> **Exercise details**:
Copy each line below that contains "JSON".
━━━ Rows ━━━
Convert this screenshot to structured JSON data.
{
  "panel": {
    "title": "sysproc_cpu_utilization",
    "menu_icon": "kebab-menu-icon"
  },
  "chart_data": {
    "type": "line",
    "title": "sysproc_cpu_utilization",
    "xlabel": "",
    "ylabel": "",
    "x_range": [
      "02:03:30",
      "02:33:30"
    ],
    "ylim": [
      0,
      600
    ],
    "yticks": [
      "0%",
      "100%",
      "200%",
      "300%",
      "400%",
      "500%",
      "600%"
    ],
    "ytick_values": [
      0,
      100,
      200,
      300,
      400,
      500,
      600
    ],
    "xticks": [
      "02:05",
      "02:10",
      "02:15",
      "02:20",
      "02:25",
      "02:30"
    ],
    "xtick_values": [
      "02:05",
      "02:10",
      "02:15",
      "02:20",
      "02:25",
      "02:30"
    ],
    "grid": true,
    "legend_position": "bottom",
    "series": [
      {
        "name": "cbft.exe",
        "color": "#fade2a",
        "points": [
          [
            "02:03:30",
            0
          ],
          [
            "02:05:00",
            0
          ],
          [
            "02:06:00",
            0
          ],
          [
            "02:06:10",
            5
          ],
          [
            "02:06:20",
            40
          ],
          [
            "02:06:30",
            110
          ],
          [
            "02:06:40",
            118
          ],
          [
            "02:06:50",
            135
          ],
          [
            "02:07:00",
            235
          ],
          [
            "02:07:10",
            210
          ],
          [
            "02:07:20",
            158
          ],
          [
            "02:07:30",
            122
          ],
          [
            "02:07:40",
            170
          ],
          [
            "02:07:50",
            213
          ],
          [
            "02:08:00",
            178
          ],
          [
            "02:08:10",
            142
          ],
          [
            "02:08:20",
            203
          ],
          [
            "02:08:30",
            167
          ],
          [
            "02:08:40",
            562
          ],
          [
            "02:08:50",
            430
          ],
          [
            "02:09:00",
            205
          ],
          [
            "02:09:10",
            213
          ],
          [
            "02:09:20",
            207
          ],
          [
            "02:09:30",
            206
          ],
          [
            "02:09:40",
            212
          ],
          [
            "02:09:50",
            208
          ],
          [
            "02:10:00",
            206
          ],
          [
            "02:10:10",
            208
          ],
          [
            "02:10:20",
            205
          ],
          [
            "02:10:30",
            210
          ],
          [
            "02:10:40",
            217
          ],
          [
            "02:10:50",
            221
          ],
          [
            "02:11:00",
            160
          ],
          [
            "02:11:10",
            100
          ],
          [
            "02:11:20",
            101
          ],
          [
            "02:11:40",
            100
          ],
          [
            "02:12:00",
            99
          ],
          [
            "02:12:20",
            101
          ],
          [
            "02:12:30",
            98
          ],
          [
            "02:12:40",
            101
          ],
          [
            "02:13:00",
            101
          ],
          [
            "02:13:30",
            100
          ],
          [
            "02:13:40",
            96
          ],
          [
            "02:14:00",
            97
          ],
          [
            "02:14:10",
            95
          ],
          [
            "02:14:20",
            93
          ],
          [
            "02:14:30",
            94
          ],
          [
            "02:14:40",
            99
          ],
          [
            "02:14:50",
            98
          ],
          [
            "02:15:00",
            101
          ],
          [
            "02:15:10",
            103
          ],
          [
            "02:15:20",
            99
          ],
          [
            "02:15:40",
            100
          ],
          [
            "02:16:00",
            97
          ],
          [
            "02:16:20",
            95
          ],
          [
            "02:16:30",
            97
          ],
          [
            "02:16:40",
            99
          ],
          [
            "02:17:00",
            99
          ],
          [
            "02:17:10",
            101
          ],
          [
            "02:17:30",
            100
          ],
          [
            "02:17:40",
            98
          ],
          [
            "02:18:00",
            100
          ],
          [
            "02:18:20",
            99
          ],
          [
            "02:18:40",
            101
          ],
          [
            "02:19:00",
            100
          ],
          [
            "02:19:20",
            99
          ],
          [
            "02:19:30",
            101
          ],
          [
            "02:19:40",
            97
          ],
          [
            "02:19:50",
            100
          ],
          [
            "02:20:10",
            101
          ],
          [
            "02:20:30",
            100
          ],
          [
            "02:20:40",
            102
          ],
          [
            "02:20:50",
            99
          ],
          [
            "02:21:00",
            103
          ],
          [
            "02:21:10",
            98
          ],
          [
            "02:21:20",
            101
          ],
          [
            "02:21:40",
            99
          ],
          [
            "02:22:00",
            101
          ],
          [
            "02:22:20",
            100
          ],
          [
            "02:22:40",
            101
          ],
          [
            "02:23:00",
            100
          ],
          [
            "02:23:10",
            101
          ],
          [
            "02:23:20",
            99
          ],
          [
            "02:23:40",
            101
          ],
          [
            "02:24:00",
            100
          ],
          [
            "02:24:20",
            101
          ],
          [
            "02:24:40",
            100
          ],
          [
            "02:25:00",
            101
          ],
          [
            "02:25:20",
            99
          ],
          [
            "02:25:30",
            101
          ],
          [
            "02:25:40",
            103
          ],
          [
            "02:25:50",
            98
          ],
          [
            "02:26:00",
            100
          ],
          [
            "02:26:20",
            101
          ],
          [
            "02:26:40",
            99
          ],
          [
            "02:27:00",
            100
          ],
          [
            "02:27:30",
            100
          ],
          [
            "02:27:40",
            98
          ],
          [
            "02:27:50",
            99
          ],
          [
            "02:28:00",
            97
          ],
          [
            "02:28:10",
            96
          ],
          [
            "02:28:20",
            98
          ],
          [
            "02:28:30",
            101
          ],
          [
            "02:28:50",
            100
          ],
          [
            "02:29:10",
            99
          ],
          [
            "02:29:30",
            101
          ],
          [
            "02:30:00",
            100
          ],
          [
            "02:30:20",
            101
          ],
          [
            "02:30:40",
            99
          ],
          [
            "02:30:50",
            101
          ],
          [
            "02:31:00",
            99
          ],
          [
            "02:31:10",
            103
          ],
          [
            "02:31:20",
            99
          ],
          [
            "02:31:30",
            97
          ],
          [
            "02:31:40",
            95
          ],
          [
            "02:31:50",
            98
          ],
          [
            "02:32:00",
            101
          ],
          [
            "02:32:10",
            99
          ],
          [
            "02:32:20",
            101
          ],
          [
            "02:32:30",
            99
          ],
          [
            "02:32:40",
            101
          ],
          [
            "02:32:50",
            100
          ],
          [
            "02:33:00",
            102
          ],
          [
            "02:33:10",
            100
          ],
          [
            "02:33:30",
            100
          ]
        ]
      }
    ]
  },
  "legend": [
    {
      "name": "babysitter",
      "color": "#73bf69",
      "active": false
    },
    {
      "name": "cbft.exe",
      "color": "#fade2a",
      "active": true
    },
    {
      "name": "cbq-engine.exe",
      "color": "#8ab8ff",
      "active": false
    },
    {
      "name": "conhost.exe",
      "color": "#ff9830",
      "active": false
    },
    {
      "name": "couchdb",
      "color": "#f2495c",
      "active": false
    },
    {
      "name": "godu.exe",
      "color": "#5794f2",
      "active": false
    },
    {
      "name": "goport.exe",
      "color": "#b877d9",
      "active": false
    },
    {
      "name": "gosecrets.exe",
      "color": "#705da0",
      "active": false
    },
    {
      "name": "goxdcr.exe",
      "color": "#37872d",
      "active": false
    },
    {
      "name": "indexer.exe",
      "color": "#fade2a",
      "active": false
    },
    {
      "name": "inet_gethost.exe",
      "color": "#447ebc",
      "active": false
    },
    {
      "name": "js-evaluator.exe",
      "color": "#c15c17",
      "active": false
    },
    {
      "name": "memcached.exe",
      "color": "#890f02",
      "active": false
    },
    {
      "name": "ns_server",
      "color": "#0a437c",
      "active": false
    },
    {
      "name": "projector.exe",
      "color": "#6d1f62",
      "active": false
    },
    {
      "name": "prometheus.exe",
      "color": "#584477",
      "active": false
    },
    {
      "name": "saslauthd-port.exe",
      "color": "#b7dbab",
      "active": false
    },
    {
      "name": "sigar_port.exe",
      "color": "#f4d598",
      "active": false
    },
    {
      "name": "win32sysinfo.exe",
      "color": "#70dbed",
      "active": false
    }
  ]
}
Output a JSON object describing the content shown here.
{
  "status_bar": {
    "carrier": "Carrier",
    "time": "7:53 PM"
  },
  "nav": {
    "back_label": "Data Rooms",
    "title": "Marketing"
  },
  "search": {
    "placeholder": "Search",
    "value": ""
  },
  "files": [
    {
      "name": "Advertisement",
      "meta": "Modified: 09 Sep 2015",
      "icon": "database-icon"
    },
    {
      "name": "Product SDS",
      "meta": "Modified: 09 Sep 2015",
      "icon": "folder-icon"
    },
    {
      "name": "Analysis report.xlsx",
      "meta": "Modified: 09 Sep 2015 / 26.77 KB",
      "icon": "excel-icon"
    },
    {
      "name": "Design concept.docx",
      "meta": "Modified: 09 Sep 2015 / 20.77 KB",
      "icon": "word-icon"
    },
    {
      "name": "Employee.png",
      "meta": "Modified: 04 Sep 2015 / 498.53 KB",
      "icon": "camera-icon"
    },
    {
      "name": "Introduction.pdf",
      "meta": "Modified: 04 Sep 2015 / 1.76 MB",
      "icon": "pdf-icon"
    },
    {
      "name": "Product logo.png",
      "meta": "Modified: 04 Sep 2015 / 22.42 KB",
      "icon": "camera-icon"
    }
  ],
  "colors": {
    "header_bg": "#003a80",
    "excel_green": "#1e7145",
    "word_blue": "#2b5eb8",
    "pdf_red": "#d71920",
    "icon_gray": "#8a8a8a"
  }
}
━━━
> **Final answer**:
Convert this screenshot to structured JSON data.
Output a JSON object describing the content shown here.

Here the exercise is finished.